_Exercise requirements_
Search the records for "metrologia" and copy each line that holds it.

(Records from a data source)
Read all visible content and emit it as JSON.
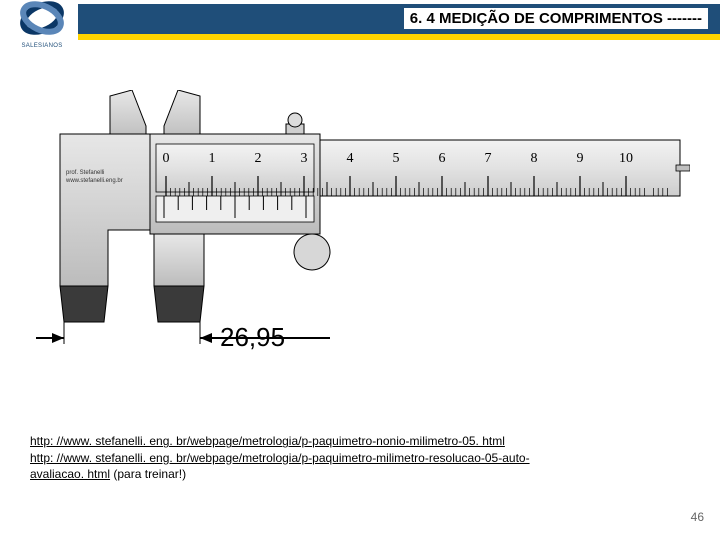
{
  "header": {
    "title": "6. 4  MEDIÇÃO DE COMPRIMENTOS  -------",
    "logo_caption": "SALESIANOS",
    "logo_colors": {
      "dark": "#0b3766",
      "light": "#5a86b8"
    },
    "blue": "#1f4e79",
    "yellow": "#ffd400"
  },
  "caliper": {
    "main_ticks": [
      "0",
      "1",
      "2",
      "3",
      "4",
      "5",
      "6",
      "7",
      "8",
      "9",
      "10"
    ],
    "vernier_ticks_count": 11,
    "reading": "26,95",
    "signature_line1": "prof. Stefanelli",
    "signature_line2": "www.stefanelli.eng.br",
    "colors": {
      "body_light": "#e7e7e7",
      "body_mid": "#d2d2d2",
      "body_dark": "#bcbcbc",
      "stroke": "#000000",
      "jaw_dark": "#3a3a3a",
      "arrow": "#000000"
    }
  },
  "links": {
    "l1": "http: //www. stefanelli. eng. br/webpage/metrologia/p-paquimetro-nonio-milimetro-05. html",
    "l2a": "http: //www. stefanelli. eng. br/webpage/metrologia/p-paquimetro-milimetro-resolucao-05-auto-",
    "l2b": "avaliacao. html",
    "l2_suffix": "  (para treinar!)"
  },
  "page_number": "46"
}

_Response for this exercise_
    "l1": "http: //www. stefanelli. eng. br/webpage/metrologia/p-paquimetro-nonio-milimetro-05. html",
    "l2a": "http: //www. stefanelli. eng. br/webpage/metrologia/p-paquimetro-milimetro-resolucao-05-auto-",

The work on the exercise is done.